═════ Text segment

Everyone likes a bargain, and value investors understand that they can take advantage of mispriced stocks in the market to reap big profits. You can find promising value stocks in every corner of the market, but even though the stocks themselves can look a lot different, they share fundamentally strong prospects that aren't fully reflected in their share prices.

Many investors use exchange-traded funds, or ETFs, to invest in value stocks. Below, we'll look at six value ETFs that investors turn to the most. First, though, let's look at exactly what value investing is and how it can meet your investing needs.

What is value investing?

Value investing generally refers to the idea that the best investments are those that the market isn't pricing properly. Most value investors look at companies whose stocks have suffered dramatic losses, figuring that in many cases, the market's reaction to bad news is overblown and punishes a company too much. The idea is that once the company recovers from whatever setback made its shares fall, investors will realize the true value of the underlying business, and the stock will recover, producing substantial returns for those who were willing to invest during the most uncertain time for the company.

In addition to the prospect for solid returns, another advantage of value investing is that it tends to focus on mature, stable companies that are fairly reliable in their business models. In contrast to unproven high-growth stocks that can flame out quickly, value investors typically pick more defensive stocks that are less volatile, making them more comfortable choices for those who prefer safer investments.

But it's important to understand that value investing has its risks. Hidden dangers can lurk beneath the surface at companies, trapping would-be bargain hunters into making what turn out to be ill-fated investments. Some top value investors go through each individual stock to ensure that they can separate out the best prospects from the value traps. But as you'll learn below, the advantage of ETF investing is that you can invest in a broad range of value stocks, diversifying your portfolio so that if there happens to be a bad apple among the bunch, it won't have a devastating impact on your overall holdings.

══════════
═════ Raw data

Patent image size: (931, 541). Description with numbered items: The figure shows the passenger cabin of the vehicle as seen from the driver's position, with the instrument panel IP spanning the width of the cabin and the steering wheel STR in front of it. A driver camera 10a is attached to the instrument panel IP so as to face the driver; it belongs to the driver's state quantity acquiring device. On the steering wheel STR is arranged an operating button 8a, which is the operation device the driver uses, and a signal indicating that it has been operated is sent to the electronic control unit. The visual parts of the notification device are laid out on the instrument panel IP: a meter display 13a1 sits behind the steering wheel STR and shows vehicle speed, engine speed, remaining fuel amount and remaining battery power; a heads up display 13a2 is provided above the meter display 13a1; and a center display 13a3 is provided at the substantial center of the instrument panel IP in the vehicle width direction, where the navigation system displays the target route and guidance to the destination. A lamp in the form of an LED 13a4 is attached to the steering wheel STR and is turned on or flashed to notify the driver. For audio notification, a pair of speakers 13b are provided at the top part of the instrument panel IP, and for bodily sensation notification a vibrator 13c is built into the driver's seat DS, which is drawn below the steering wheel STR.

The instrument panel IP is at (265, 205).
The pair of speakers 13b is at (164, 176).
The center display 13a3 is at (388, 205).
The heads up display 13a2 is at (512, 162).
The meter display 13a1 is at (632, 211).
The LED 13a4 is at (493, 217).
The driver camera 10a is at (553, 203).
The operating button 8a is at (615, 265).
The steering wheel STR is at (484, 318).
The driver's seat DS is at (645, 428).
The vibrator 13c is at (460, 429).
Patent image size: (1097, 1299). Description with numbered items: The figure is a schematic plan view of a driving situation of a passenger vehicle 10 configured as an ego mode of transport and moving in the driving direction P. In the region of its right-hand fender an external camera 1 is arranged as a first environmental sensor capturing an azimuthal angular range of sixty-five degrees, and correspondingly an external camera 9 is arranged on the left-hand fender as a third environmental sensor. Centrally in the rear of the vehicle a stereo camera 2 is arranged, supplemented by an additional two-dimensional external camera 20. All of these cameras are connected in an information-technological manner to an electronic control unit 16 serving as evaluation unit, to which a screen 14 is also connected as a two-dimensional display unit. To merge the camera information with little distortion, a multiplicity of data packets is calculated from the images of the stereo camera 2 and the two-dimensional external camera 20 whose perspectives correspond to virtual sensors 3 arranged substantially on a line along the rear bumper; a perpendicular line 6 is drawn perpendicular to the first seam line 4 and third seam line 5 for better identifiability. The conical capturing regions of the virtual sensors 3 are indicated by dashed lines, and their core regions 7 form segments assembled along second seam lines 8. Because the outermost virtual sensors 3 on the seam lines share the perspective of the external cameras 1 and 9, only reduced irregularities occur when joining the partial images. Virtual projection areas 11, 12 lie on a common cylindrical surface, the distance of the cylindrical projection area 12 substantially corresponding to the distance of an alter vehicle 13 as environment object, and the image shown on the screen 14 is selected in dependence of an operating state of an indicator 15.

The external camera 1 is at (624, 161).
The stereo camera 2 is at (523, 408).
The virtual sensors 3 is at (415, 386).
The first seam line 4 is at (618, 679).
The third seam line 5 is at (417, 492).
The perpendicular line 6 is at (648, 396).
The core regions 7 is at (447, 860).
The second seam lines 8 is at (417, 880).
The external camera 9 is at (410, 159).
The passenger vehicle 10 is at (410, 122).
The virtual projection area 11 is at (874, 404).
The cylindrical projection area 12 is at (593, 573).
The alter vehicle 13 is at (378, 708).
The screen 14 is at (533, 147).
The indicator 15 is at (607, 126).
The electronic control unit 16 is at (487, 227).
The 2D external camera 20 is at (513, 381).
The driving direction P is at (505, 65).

══════════

▶ **Task to carry out**: Resume the article on value investing above, beginning right after its final sentence.

▶ **Response**:
What is an ETF?

Exchange-traded funds have been around for about 25 years, and they are a simple way for investors to own shares of multiple stocks using a single investment. Most ETFs track an index made up of multiple stocks, and the ETF buys shares of all of the stocks in its particular target index. Advantages include the ability to buy and sell at any time during the trading day, and for those who have only small amounts of money to invest, ETFs let you get exposure to many different stocks rather than only being able to afford one or two individual stocks to buy.

To compensate the operator of the ETF for the work it does to buy and sell stocks, set up the ETF, and deal with regulatory and compliance issues, investors have to pay an expense ratio. This is a specific percentage of assets that go to cover the annual expenses of the ETF. For instance, if a fund has an expense ratio of 0.20%, then an investor who owns $1,000 worth of shares can expect to have $2 of the fund's assets taken out of the ETF each year to pay for the operating costs of the fund. Nevertheless, if you want to track a common benchmark closely, it's hard to find cheaper alternatives than ETFs.

With all that in mind, here are six value ETFs that you can turn to in order to get the particular stocks that match up with your investing principles as a value investor.

Value ETF

Assets Under Management

Expense Ratio

5-Year Total Cumulative Return

iShares Russell 1000 Value (NYSEMKT:IWD)

$36.9 billion

0.20%

71%

Vanguard Value (NYSEMKT:VTV)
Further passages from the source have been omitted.